== SUPPLIED MATERIAL

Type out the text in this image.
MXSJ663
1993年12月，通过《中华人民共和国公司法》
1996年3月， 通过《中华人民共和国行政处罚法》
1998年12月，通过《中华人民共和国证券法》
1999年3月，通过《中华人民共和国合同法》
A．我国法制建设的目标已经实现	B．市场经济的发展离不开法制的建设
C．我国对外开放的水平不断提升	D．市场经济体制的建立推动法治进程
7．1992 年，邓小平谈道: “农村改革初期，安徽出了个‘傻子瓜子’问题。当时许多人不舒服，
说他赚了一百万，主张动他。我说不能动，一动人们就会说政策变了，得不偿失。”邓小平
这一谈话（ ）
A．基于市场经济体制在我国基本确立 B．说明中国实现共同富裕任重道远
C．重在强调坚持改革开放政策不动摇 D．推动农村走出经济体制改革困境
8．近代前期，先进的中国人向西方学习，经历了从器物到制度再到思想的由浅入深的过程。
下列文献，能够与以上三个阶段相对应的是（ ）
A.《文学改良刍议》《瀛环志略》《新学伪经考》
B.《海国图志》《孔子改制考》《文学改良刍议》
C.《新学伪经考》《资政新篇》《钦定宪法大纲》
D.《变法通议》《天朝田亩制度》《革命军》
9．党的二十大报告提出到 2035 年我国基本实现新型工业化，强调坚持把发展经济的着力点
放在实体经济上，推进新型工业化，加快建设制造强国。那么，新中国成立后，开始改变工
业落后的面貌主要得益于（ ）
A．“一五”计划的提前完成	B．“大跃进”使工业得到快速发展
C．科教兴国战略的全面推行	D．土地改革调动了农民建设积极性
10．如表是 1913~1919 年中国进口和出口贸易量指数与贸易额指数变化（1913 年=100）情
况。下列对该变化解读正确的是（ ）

====

TASK TO COMPLETE:
Your task is to return the full listing exactly as it was given.

SOLUTION TO THE PROBLEM:
Type out the text in this image.
MXSJ663
1993年12月，通过《中华人民共和国公司法》
1996年3月， 通过《中华人民共和国行政处罚法》
1998年12月，通过《中华人民共和国证券法》
1999年3月，通过《中华人民共和国合同法》
A．我国法制建设的目标已经实现	B．市场经济的发展离不开法制的建设
C．我国对外开放的水平不断提升	D．市场经济体制的建立推动法治进程
7．1992 年，邓小平谈道: “农村改革初期，安徽出了个‘傻子瓜子’问题。当时许多人不舒服，
说他赚了一百万，主张动他。我说不能动，一动人们就会说政策变了，得不偿失。”邓小平
这一谈话（ ）
A．基于市场经济体制在我国基本确立 B．说明中国实现共同富裕任重道远
C．重在强调坚持改革开放政策不动摇 D．推动农村走出经济体制改革困境
8．近代前期，先进的中国人向西方学习，经历了从器物到制度再到思想的由浅入深的过程。
下列文献，能够与以上三个阶段相对应的是（ ）
A.《文学改良刍议》《瀛环志略》《新学伪经考》
B.《海国图志》《孔子改制考》《文学改良刍议》
C.《新学伪经考》《资政新篇》《钦定宪法大纲》
D.《变法通议》《天朝田亩制度》《革命军》
9．党的二十大报告提出到 2035 年我国基本实现新型工业化，强调坚持把发展经济的着力点
放在实体经济上，推进新型工业化，加快建设制造强国。那么，新中国成立后，开始改变工
业落后的面貌主要得益于（ ）
A．“一五”计划的提前完成	B．“大跃进”使工业得到快速发展
C．科教兴国战略的全面推行	D．土地改革调动了农民建设积极性
10．如表是 1913~1919 年中国进口和出口贸易量指数与贸易额指数变化（1913 年=100）情
况。下列对该变化解读正确的是（ ）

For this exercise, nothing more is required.